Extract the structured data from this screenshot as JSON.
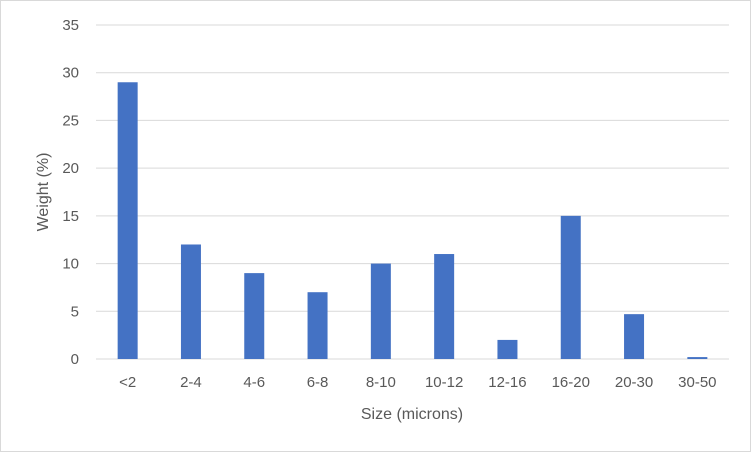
{
  "chart_data": {
    "type": "bar",
    "title": "",
    "xlabel": "Size (microns)",
    "ylabel": "Weight (%)",
    "ylim": [
      0,
      35
    ],
    "yticks": [
      0,
      5,
      10,
      15,
      20,
      25,
      30,
      35
    ],
    "grid": true,
    "legend": "none",
    "categories": [
      "<2",
      "2-4",
      "4-6",
      "6-8",
      "8-10",
      "10-12",
      "12-16",
      "16-20",
      "20-30",
      "30-50"
    ],
    "values": [
      29,
      12,
      9,
      7,
      10,
      11,
      2,
      15,
      4.7,
      0.2
    ],
    "bar_color": "#4472c4",
    "grid_color": "#d9d9d9",
    "text_color": "#595959"
  }
}
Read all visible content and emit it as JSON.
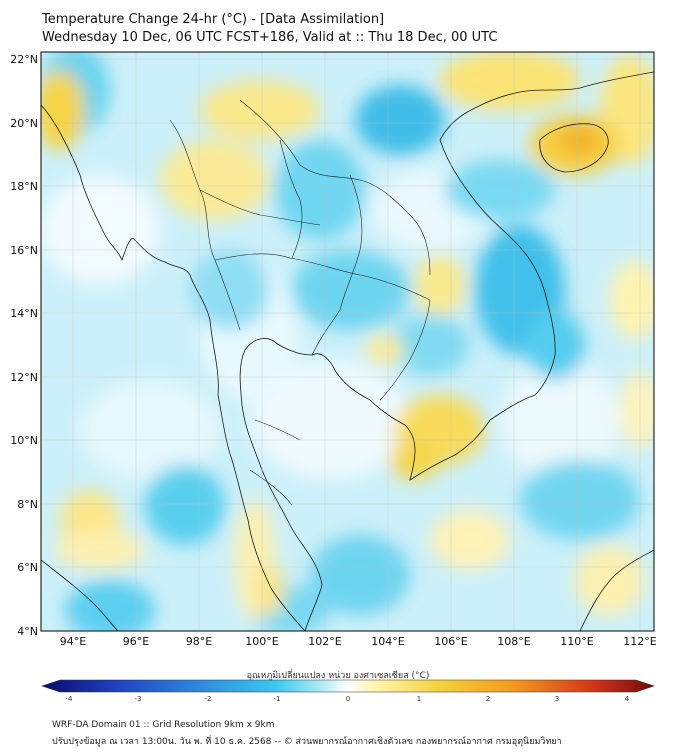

# # # # # # #

Pictures appear in the records above. Output everything except them, exactly.

Extract the structured data from this screenshot as JSON.
{
  "chart_data": {
    "type": "bar",
    "title": "",
    "xlabel": "Size (microns)",
    "ylabel": "Weight (%)",
    "ylim": [
      0,
      35
    ],
    "yticks": [
      0,
      5,
      10,
      15,
      20,
      25,
      30,
      35
    ],
    "grid": true,
    "legend": "none",
    "categories": [
      "<2",
      "2-4",
      "4-6",
      "6-8",
      "8-10",
      "10-12",
      "12-16",
      "16-20",
      "20-30",
      "30-50"
    ],
    "values": [
      29,
      12,
      9,
      7,
      10,
      11,
      2,
      15,
      4.7,
      0.2
    ],
    "bar_color": "#4472c4",
    "grid_color": "#d9d9d9",
    "text_color": "#595959"
  }
}
Read all visible content and emit it as JSON.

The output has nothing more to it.